- _Problem requirements_
Reproduce all entries verbatim, with nothing added or dropped.

━━━

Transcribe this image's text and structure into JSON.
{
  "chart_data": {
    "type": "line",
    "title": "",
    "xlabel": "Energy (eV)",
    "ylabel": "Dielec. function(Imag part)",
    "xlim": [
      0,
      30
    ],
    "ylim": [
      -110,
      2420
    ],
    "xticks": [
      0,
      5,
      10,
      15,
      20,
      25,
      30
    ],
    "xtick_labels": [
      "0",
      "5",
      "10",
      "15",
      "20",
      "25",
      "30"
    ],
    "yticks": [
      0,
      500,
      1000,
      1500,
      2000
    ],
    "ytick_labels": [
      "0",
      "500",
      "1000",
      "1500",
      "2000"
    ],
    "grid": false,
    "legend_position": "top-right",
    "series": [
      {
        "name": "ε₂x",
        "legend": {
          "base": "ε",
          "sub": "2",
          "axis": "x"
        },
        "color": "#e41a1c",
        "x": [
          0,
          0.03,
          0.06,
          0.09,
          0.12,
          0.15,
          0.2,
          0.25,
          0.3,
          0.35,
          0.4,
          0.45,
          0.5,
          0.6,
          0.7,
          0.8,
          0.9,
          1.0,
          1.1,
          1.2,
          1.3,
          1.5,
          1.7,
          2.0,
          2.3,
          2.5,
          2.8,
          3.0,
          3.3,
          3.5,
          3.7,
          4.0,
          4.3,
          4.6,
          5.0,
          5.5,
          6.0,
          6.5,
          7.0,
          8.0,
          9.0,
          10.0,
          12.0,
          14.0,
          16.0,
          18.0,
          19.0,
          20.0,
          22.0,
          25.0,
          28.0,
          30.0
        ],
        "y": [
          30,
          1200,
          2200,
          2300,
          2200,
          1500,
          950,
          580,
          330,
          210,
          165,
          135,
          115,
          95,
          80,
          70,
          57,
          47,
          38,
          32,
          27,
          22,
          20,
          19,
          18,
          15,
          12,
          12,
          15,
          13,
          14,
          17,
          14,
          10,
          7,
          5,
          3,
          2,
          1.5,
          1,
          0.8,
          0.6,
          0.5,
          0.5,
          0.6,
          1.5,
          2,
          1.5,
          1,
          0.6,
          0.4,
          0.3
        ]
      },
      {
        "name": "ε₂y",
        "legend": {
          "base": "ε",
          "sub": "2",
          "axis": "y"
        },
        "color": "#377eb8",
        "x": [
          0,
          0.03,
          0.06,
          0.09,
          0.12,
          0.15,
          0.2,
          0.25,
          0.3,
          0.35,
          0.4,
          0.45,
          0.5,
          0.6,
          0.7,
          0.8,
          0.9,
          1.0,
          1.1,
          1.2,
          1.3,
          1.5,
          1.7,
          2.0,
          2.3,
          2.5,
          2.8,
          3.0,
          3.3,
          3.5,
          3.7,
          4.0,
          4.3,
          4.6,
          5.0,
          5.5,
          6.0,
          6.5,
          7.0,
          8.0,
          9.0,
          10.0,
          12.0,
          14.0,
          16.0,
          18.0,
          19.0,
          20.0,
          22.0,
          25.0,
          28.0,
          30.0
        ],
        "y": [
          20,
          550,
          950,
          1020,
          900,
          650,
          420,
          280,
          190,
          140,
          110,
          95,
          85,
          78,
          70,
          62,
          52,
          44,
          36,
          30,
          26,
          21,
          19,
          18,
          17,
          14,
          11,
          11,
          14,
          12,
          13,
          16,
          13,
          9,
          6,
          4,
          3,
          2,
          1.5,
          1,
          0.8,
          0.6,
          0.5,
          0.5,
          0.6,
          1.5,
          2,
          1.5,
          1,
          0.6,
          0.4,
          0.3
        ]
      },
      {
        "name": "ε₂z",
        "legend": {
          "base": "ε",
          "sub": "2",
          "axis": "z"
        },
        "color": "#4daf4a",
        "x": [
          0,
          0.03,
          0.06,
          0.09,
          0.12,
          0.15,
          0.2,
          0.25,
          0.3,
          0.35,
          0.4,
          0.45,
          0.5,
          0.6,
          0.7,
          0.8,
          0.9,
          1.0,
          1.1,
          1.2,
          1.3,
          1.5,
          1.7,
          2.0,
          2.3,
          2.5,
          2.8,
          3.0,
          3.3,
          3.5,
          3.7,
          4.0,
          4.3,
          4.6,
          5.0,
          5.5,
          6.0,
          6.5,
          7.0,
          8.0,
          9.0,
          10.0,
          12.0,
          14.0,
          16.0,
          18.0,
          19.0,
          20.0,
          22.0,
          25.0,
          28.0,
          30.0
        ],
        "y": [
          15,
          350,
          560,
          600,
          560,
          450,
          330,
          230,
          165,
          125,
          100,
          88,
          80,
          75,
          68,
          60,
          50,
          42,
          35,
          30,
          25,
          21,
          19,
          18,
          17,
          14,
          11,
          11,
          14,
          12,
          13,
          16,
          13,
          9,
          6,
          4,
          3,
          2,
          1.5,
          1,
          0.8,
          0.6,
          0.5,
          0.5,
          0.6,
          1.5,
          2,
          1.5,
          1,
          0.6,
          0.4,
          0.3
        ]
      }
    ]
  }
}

━━━

- _Solution to this problem_
Transcribe this image's text and structure into JSON.
{
  "chart_data": {
    "type": "line",
    "title": "",
    "xlabel": "Energy (eV)",
    "ylabel": "Dielec. function(Imag part)",
    "xlim": [
      0,
      30
    ],
    "ylim": [
      -110,
      2420
    ],
    "xticks": [
      0,
      5,
      10,
      15,
      20,
      25,
      30
    ],
    "xtick_labels": [
      "0",
      "5",
      "10",
      "15",
      "20",
      "25",
      "30"
    ],
    "yticks": [
      0,
      500,
      1000,
      1500,
      2000
    ],
    "ytick_labels": [
      "0",
      "500",
      "1000",
      "1500",
      "2000"
    ],
    "grid": false,
    "legend_position": "top-right",
    "series": [
      {
        "name": "ε₂x",
        "legend": {
          "base": "ε",
          "sub": "2",
          "axis": "x"
        },
        "color": "#e41a1c",
        "x": [
          0,
          0.03,
          0.06,
          0.09,
          0.12,
          0.15,
          0.2,
          0.25,
          0.3,
          0.35,
          0.4,
          0.45,
          0.5,
          0.6,
          0.7,
          0.8,
          0.9,
          1.0,
          1.1,
          1.2,
          1.3,
          1.5,
          1.7,
          2.0,
          2.3,
          2.5,
          2.8,
          3.0,
          3.3,
          3.5,
          3.7,
          4.0,
          4.3,
          4.6,
          5.0,
          5.5,
          6.0,
          6.5,
          7.0,
          8.0,
          9.0,
          10.0,
          12.0,
          14.0,
          16.0,
          18.0,
          19.0,
          20.0,
          22.0,
          25.0,
          28.0,
          30.0
        ],
        "y": [
          30,
          1200,
          2200,
          2300,
          2200,
          1500,
          950,
          580,
          330,
          210,
          165,
          135,
          115,
          95,
          80,
          70,
          57,
          47,
          38,
          32,
          27,
          22,
          20,
          19,
          18,
          15,
          12,
          12,
          15,
          13,
          14,
          17,
          14,
          10,
          7,
          5,
          3,
          2,
          1.5,
          1,
          0.8,
          0.6,
          0.5,
          0.5,
          0.6,
          1.5,
          2,
          1.5,
          1,
          0.6,
          0.4,
          0.3
        ]
      },
      {
        "name": "ε₂y",
        "legend": {
          "base": "ε",
          "sub": "2",
          "axis": "y"
        },
        "color": "#377eb8",
        "x": [
          0,
          0.03,
          0.06,
          0.09,
          0.12,
          0.15,
          0.2,
          0.25,
          0.3,
          0.35,
          0.4,
          0.45,
          0.5,
          0.6,
          0.7,
          0.8,
          0.9,
          1.0,
          1.1,
          1.2,
          1.3,
          1.5,
          1.7,
          2.0,
          2.3,
          2.5,
          2.8,
          3.0,
          3.3,
          3.5,
          3.7,
          4.0,
          4.3,
          4.6,
          5.0,
          5.5,
          6.0,
          6.5,
          7.0,
          8.0,
          9.0,
          10.0,
          12.0,
          14.0,
          16.0,
          18.0,
          19.0,
          20.0,
          22.0,
          25.0,
          28.0,
          30.0
        ],
        "y": [
          20,
          550,
          950,
          1020,
          900,
          650,
          420,
          280,
          190,
          140,
          110,
          95,
          85,
          78,
          70,
          62,
          52,
          44,
          36,
          30,
          26,
          21,
          19,
          18,
          17,
          14,
          11,
          11,
          14,
          12,
          13,
          16,
          13,
          9,
          6,
          4,
          3,
          2,
          1.5,
          1,
          0.8,
          0.6,
          0.5,
          0.5,
          0.6,
          1.5,
          2,
          1.5,
          1,
          0.6,
          0.4,
          0.3
        ]
      },
      {
        "name": "ε₂z",
        "legend": {
          "base": "ε",
          "sub": "2",
          "axis": "z"
        },
        "color": "#4daf4a",
        "x": [
          0,
          0.03,
          0.06,
          0.09,
          0.12,
          0.15,
          0.2,
          0.25,
          0.3,
          0.35,
          0.4,
          0.45,
          0.5,
          0.6,
          0.7,
          0.8,
          0.9,
          1.0,
          1.1,
          1.2,
          1.3,
          1.5,
          1.7,
          2.0,
          2.3,
          2.5,
          2.8,
          3.0,
          3.3,
          3.5,
          3.7,
          4.0,
          4.3,
          4.6,
          5.0,
          5.5,
          6.0,
          6.5,
          7.0,
          8.0,
          9.0,
          10.0,
          12.0,
          14.0,
          16.0,
          18.0,
          19.0,
          20.0,
          22.0,
          25.0,
          28.0,
          30.0
        ],
        "y": [
          15,
          350,
          560,
          600,
          560,
          450,
          330,
          230,
          165,
          125,
          100,
          88,
          80,
          75,
          68,
          60,
          50,
          42,
          35,
          30,
          25,
          21,
          19,
          18,
          17,
          14,
          11,
          11,
          14,
          12,
          13,
          16,
          13,
          9,
          6,
          4,
          3,
          2,
          1.5,
          1,
          0.8,
          0.6,
          0.5,
          0.5,
          0.6,
          1.5,
          2,
          1.5,
          1,
          0.6,
          0.4,
          0.3
        ]
      }
    ]
  }
}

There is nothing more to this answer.